▸ **Directions**
Set down the material once more, exactly as it appears.

▸ **Material provided**
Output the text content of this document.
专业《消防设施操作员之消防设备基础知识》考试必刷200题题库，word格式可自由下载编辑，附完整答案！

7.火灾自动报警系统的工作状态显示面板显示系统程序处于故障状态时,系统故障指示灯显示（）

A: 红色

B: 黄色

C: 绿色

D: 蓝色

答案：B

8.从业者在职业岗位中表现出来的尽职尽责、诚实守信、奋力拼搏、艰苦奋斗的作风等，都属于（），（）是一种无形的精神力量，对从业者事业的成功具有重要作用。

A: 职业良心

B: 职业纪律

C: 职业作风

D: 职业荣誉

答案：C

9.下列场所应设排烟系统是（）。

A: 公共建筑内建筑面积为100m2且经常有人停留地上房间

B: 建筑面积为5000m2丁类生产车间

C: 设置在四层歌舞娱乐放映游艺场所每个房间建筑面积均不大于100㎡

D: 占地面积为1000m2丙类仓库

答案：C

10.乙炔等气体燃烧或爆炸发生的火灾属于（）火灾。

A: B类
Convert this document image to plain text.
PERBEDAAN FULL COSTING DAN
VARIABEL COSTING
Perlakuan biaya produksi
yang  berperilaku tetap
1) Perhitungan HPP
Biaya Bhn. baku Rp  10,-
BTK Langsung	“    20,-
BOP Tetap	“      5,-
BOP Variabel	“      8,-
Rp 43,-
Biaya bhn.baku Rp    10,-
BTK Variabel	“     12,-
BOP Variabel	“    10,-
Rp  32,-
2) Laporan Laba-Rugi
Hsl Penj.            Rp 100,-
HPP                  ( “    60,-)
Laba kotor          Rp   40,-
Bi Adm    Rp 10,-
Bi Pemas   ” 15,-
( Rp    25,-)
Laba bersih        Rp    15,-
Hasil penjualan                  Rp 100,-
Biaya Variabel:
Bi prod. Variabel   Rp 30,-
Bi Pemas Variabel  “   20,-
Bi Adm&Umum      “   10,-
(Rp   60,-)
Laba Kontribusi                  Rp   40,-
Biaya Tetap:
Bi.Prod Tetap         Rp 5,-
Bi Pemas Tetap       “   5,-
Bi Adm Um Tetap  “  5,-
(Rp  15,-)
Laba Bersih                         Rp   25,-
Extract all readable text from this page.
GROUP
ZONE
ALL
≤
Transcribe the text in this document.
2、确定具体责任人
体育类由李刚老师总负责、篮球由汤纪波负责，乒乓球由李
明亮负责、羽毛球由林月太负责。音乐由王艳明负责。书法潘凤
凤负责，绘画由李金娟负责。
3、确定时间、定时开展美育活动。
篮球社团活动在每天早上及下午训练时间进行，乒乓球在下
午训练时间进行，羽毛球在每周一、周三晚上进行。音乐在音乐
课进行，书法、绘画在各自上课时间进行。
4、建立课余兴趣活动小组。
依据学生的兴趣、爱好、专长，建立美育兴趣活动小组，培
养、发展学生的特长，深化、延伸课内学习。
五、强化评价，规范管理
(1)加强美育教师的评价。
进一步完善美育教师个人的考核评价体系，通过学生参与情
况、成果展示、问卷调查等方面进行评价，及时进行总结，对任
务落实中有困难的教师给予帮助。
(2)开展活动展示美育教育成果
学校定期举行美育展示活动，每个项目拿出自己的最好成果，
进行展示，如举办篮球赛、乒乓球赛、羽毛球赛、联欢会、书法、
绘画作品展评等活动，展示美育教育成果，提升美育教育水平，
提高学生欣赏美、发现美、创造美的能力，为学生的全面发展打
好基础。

▸ **Task solution**
Output the text content of this document.
专业《消防设施操作员之消防设备基础知识》考试必刷200题题库，word格式可自由下载编辑，附完整答案！

7.火灾自动报警系统的工作状态显示面板显示系统程序处于故障状态时,系统故障指示灯显示（）

A: 红色

B: 黄色

C: 绿色

D: 蓝色

答案：B

8.从业者在职业岗位中表现出来的尽职尽责、诚实守信、奋力拼搏、艰苦奋斗的作风等，都属于（），（）是一种无形的精神力量，对从业者事业的成功具有重要作用。

A: 职业良心

B: 职业纪律

C: 职业作风

D: 职业荣誉

答案：C

9.下列场所应设排烟系统是（）。

A: 公共建筑内建筑面积为100m2且经常有人停留地上房间

B: 建筑面积为5000m2丁类生产车间

C: 设置在四层歌舞娱乐放映游艺场所每个房间建筑面积均不大于100㎡

D: 占地面积为1000m2丙类仓库

答案：C

10.乙炔等气体燃烧或爆炸发生的火灾属于（）火灾。

A: B类
Convert this document image to plain text.
PERBEDAAN FULL COSTING DAN
VARIABEL COSTING
Perlakuan biaya produksi
yang  berperilaku tetap
1) Perhitungan HPP
Biaya Bhn. baku Rp  10,-
BTK Langsung	“    20,-
BOP Tetap	“      5,-
BOP Variabel	“      8,-
Rp 43,-
Biaya bhn.baku Rp    10,-
BTK Variabel	“     12,-
BOP Variabel	“    10,-
Rp  32,-
2) Laporan Laba-Rugi
Hsl Penj.            Rp 100,-
HPP                  ( “    60,-)
Laba kotor          Rp   40,-
Bi Adm    Rp 10,-
Bi Pemas   ” 15,-
( Rp    25,-)
Laba bersih        Rp    15,-
Hasil penjualan                  Rp 100,-
Biaya Variabel:
Bi prod. Variabel   Rp 30,-
Bi Pemas Variabel  “   20,-
Bi Adm&Umum      “   10,-
(Rp   60,-)
Laba Kontribusi                  Rp   40,-
Biaya Tetap:
Bi.Prod Tetap         Rp 5,-
Bi Pemas Tetap       “   5,-
Bi Adm Um Tetap  “  5,-
(Rp  15,-)
Laba Bersih                         Rp   25,-
Extract all readable text from this page.
GROUP
ZONE
ALL
≤
Transcribe the text in this document.
2、确定具体责任人
体育类由李刚老师总负责、篮球由汤纪波负责，乒乓球由李
明亮负责、羽毛球由林月太负责。音乐由王艳明负责。书法潘凤
凤负责，绘画由李金娟负责。
3、确定时间、定时开展美育活动。
篮球社团活动在每天早上及下午训练时间进行，乒乓球在下
午训练时间进行，羽毛球在每周一、周三晚上进行。音乐在音乐
课进行，书法、绘画在各自上课时间进行。
4、建立课余兴趣活动小组。
依据学生的兴趣、爱好、专长，建立美育兴趣活动小组，培
养、发展学生的特长，深化、延伸课内学习。
五、强化评价，规范管理
(1)加强美育教师的评价。
进一步完善美育教师个人的考核评价体系，通过学生参与情
况、成果展示、问卷调查等方面进行评价，及时进行总结，对任
务落实中有困难的教师给予帮助。
(2)开展活动展示美育教育成果
学校定期举行美育展示活动，每个项目拿出自己的最好成果，
进行展示，如举办篮球赛、乒乓球赛、羽毛球赛、联欢会、书法、
绘画作品展评等活动，展示美育教育成果，提升美育教育水平，
提高学生欣赏美、发现美、创造美的能力，为学生的全面发展打
好基础。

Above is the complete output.